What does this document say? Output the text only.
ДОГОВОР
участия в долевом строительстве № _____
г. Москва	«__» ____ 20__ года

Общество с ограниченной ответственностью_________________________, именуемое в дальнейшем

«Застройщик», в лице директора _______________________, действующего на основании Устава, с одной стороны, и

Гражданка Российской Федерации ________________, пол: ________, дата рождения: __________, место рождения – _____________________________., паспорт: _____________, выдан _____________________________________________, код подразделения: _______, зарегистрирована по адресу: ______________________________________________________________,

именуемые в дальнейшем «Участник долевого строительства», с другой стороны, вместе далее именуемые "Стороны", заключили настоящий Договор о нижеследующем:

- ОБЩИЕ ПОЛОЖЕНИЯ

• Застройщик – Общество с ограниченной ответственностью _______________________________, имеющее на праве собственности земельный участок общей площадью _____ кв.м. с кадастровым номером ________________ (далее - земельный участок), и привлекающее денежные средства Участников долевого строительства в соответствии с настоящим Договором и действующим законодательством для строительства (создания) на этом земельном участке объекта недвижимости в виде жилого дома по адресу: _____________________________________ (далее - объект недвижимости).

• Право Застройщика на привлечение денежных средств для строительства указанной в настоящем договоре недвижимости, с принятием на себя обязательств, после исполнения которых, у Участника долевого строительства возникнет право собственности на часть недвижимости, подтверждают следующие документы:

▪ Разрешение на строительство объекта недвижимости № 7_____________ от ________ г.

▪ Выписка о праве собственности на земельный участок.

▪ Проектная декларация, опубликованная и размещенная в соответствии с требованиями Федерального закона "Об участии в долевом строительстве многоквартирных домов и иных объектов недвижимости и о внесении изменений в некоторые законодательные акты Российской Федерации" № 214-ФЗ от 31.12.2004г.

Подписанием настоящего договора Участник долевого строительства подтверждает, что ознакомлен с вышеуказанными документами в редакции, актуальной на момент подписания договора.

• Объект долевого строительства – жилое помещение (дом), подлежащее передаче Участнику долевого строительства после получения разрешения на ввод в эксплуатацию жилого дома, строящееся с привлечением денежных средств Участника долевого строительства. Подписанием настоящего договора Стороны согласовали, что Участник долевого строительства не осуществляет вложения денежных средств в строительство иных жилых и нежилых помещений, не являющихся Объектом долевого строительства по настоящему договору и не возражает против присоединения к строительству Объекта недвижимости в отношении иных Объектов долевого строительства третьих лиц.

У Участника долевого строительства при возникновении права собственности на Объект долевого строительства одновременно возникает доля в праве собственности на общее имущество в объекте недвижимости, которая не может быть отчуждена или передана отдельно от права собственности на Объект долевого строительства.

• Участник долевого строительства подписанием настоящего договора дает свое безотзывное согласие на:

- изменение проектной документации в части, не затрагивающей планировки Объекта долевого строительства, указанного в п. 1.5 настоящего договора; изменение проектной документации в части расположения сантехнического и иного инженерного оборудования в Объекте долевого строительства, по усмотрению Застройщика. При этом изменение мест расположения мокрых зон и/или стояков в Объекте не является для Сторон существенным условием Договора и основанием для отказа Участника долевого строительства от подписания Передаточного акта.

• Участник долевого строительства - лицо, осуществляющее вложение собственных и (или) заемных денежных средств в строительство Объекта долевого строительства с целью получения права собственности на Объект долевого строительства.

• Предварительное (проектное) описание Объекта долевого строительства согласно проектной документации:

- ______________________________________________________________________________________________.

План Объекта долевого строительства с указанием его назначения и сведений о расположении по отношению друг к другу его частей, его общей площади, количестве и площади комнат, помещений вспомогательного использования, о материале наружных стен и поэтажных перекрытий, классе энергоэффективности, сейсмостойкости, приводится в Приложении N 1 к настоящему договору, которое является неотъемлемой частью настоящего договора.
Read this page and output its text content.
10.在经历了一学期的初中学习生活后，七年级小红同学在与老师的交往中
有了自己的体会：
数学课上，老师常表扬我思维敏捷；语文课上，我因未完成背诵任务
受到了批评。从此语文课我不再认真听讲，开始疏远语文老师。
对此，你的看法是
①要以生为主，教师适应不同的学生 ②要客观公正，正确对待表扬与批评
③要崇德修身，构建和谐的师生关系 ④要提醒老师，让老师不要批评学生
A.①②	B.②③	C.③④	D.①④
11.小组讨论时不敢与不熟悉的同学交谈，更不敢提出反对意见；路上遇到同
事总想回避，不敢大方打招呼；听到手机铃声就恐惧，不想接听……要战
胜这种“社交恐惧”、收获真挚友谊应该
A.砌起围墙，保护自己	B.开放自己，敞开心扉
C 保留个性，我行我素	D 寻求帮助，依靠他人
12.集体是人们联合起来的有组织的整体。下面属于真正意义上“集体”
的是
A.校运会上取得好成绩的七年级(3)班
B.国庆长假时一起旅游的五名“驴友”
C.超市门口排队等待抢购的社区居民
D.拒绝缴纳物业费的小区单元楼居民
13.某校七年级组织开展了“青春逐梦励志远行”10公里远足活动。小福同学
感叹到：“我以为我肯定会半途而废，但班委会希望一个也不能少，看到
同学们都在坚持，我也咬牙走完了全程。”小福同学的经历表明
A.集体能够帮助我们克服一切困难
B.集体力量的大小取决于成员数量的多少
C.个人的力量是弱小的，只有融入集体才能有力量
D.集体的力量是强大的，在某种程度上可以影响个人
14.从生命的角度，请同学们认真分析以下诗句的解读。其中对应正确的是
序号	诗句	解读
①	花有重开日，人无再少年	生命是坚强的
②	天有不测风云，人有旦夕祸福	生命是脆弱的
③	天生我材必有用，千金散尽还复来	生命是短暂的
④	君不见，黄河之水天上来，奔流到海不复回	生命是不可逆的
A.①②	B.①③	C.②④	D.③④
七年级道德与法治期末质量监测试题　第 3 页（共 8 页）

What is required ▸
Report every line in the data above in which the word "строительстве" appears.

Solution ▸
участия в долевом строительстве № _____
▪ Проектная декларация, опубликованная и размещенная в соответствии с требованиями Федерального закона "Об участии в долевом строительстве многоквартирных домов и иных объектов недвижимости и о внесении изменений в некоторые законодательные акты Российской Федерации" № 214-ФЗ от 31.12.2004г.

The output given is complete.